◆ Task brief ◆
Give the count of lines holding the string "JSON" and nothing else.

☆ ☆ ☆

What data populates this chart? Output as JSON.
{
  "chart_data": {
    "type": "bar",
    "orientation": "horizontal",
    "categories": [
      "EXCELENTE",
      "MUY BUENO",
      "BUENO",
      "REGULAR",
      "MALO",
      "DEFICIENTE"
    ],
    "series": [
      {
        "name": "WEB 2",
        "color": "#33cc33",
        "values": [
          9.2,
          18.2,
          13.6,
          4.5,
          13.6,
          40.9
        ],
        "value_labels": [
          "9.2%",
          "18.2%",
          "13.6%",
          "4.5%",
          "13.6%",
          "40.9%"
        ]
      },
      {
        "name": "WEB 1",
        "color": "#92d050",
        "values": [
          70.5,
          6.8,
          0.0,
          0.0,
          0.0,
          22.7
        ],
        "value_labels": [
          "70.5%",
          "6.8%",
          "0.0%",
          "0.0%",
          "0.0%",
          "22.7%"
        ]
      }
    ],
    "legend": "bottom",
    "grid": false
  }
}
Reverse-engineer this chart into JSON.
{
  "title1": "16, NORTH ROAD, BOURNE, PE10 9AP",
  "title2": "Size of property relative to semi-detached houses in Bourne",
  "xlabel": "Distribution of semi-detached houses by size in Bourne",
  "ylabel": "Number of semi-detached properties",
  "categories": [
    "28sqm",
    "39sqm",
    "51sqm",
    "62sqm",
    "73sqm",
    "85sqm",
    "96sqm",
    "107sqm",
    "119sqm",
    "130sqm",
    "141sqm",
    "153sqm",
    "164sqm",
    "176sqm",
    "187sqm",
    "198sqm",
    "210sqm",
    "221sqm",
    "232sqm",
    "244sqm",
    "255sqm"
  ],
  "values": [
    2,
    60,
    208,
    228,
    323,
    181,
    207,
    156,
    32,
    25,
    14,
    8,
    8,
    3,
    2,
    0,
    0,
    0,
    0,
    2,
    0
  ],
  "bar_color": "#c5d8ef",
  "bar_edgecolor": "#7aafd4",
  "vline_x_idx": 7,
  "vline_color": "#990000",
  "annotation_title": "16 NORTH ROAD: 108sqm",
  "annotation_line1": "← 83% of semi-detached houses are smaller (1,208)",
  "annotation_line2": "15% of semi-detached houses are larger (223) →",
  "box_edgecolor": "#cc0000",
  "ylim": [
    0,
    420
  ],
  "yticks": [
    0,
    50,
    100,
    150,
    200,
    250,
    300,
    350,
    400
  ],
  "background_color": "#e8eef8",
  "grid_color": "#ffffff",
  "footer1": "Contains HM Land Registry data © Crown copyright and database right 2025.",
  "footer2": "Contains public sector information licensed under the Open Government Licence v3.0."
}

☆ ☆ ☆

◆ Full output ◆
2